● WHAT THE TASK ASKS: Locate the string "Station" in the listing below. Copy every line where it is found.

▬▬▬

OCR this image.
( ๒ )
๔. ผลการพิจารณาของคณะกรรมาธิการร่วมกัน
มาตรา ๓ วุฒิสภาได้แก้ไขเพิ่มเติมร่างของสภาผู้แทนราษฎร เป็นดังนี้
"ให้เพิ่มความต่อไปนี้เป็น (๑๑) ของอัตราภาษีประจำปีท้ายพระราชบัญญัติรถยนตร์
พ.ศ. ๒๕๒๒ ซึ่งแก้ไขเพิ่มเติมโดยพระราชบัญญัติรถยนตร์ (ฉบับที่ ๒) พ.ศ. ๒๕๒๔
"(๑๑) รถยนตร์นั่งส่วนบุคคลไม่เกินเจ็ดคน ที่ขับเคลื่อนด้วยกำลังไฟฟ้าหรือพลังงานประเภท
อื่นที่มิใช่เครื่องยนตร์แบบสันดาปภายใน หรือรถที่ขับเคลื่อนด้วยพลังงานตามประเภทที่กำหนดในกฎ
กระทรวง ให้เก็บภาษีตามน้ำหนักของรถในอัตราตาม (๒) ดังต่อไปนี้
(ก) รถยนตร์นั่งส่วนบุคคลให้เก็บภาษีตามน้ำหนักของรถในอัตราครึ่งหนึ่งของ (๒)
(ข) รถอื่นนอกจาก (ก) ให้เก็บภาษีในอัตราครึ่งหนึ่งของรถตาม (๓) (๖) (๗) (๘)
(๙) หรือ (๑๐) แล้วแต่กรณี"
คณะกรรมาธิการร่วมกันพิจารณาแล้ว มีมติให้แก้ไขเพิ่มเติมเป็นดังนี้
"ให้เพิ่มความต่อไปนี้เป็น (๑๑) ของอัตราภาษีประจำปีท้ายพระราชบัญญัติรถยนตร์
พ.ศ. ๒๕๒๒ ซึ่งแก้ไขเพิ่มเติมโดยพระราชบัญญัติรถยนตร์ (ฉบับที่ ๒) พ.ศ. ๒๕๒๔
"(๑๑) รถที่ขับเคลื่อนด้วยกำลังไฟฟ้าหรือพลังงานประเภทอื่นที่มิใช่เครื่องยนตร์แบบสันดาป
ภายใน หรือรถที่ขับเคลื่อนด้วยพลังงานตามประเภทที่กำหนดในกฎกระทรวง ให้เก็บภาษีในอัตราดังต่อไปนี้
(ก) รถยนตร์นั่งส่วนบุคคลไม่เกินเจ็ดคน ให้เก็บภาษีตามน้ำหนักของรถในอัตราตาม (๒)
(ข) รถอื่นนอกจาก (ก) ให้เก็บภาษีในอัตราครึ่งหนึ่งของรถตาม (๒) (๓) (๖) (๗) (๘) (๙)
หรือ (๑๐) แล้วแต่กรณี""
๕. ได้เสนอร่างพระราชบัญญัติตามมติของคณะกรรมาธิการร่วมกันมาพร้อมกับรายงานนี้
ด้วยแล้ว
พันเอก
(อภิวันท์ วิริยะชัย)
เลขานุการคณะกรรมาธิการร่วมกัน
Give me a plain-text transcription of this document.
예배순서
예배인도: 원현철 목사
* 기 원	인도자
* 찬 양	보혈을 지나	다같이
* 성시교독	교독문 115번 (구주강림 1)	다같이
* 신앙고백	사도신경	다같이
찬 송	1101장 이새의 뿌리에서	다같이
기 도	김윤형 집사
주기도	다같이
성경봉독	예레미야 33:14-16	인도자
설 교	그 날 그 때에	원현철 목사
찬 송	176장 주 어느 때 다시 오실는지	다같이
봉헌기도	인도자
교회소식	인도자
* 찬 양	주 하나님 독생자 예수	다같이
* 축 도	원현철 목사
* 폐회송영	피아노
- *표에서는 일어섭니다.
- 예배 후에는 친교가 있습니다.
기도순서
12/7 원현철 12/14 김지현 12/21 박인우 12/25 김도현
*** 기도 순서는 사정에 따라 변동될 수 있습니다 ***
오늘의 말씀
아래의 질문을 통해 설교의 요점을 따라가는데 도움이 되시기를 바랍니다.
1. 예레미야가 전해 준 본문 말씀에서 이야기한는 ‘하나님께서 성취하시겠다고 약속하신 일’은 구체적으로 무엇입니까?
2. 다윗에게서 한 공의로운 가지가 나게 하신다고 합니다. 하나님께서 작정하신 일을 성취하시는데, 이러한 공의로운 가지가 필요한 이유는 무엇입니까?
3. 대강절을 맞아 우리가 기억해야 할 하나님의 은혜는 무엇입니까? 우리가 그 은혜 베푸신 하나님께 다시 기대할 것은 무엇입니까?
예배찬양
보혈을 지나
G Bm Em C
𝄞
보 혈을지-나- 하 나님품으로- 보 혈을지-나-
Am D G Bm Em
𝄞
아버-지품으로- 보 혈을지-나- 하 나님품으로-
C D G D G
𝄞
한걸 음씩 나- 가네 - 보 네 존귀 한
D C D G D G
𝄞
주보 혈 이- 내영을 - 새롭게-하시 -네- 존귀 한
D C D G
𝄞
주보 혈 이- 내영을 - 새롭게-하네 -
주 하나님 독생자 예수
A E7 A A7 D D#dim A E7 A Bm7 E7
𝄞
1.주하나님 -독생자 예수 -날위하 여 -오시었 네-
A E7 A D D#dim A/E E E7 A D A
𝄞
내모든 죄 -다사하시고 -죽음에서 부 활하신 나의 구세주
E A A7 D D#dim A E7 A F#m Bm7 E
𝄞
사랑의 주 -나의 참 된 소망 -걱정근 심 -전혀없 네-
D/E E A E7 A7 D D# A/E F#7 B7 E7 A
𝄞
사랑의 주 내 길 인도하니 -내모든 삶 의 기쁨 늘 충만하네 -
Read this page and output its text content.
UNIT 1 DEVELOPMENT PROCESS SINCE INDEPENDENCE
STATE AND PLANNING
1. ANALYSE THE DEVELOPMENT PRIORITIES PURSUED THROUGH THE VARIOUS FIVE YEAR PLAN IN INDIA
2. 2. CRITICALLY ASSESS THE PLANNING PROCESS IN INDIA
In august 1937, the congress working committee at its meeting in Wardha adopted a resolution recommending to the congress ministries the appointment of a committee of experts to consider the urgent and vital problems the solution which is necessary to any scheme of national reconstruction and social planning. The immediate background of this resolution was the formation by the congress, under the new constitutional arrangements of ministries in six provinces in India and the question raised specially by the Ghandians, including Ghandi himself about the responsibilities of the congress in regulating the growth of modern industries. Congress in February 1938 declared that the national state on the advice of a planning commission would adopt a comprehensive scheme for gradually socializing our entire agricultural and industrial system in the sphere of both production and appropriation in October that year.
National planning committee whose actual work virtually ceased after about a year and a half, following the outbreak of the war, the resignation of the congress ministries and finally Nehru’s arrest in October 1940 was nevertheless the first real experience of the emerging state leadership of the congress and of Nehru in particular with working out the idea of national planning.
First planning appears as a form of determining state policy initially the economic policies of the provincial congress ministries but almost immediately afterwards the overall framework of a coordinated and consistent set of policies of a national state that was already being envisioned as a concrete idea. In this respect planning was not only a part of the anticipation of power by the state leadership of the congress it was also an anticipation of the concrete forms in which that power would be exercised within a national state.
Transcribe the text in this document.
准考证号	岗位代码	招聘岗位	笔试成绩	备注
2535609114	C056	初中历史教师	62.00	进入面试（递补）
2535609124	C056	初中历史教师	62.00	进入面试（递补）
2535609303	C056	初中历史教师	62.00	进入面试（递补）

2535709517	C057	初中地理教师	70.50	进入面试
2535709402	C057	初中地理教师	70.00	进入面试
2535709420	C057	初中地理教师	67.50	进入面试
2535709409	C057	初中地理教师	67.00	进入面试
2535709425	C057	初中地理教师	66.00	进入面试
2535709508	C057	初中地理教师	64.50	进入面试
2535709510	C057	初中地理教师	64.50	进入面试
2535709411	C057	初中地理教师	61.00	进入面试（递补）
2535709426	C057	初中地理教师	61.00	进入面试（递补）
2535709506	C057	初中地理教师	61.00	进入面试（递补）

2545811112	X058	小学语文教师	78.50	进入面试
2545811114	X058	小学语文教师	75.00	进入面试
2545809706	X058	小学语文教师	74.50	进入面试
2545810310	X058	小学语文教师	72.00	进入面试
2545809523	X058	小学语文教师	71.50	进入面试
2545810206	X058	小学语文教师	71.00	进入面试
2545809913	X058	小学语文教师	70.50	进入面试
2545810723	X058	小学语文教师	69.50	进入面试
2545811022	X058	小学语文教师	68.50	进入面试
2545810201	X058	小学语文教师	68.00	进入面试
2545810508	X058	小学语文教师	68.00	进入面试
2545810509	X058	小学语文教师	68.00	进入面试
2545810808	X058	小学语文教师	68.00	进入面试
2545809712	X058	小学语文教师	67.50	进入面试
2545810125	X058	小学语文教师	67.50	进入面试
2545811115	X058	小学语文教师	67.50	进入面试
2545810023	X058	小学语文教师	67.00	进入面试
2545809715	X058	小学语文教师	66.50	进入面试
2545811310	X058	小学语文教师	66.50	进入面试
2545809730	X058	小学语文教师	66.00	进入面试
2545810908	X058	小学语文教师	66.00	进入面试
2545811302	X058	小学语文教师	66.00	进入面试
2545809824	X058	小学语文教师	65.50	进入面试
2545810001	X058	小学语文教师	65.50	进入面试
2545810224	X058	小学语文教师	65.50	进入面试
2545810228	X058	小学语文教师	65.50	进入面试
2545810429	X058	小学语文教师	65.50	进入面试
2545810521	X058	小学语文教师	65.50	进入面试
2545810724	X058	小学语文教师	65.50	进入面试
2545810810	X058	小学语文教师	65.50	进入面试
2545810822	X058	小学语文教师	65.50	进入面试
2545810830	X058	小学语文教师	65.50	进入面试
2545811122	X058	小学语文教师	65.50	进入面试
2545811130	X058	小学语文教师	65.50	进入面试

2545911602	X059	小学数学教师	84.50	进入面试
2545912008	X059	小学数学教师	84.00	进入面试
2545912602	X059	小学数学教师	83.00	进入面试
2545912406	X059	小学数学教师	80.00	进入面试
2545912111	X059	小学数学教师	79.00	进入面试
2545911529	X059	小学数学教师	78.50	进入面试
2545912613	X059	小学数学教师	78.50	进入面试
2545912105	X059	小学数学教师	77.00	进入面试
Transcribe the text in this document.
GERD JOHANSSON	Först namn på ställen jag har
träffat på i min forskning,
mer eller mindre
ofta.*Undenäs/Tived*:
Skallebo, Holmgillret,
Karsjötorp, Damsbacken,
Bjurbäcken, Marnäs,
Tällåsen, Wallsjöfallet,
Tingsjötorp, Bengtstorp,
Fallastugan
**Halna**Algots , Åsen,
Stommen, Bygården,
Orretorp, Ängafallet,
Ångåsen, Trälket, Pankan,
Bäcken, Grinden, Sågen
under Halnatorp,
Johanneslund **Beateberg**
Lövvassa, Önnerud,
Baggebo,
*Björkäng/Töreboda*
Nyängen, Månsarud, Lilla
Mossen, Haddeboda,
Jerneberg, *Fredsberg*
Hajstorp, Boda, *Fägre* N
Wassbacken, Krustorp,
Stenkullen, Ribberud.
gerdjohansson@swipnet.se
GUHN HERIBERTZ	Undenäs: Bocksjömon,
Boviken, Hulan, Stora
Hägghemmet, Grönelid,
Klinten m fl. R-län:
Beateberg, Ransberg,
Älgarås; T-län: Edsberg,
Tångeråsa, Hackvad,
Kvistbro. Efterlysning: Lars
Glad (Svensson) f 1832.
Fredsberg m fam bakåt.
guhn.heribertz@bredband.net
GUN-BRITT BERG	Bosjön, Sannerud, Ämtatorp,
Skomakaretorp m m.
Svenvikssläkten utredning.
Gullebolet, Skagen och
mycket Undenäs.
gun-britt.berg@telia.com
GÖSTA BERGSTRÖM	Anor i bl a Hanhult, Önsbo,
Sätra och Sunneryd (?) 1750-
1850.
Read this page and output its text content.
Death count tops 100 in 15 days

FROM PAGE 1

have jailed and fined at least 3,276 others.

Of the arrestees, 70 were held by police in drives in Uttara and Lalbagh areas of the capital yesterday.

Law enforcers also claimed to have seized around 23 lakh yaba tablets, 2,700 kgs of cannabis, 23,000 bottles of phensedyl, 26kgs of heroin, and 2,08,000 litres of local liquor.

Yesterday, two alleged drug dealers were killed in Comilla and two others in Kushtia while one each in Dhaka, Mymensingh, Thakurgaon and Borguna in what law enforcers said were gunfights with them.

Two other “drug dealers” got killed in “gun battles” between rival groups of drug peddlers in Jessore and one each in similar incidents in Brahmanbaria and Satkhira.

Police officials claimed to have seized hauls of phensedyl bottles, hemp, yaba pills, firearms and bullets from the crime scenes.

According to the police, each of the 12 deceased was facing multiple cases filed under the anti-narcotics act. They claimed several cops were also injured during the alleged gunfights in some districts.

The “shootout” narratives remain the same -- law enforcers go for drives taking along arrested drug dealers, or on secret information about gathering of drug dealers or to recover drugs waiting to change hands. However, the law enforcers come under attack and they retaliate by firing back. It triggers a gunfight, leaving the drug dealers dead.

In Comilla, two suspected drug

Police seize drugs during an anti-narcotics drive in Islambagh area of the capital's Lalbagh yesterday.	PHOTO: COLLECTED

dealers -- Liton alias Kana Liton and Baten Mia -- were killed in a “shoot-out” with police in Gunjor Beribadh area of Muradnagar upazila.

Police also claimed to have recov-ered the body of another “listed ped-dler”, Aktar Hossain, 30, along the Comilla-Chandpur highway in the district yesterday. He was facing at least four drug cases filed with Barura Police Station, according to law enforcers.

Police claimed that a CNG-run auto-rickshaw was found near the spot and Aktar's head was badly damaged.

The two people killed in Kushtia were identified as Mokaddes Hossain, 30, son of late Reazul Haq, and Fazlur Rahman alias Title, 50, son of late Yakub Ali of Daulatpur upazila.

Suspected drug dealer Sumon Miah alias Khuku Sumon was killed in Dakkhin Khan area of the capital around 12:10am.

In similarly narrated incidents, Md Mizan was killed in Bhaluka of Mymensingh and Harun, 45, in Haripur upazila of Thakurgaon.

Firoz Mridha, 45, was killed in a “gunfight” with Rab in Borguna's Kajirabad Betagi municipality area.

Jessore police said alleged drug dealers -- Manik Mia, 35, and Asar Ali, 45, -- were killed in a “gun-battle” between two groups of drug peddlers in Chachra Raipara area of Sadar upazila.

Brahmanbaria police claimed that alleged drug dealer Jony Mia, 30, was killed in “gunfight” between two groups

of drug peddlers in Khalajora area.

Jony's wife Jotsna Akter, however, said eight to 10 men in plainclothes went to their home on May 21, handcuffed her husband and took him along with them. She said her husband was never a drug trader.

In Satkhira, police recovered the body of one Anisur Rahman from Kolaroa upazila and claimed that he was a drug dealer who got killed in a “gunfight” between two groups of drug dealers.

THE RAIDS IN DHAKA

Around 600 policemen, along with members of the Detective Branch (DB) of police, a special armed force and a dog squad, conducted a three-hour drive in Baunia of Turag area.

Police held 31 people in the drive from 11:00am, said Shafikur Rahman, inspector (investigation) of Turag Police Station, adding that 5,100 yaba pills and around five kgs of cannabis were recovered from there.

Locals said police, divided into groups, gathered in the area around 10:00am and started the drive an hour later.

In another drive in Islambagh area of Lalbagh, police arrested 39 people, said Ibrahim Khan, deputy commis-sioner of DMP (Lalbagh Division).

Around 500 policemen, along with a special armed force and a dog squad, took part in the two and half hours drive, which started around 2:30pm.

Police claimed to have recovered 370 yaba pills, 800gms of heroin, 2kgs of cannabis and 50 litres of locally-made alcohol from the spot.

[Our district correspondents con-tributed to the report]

▬▬▬

● CORRECT OUTPUT:
Police also claimed to have recov-ered the body of another “listed ped-dler”, Aktar Hossain, 30, along the Comilla-Chandpur highway in the district yesterday. He was facing at least four drug cases filed with Barura Police Station, according to law enforcers.
Police held 31 people in the drive from 11:00am, said Shafikur Rahman, inspector (investigation) of Turag Police Station, adding that 5,100 yaba pills and around five kgs of cannabis were recovered from there.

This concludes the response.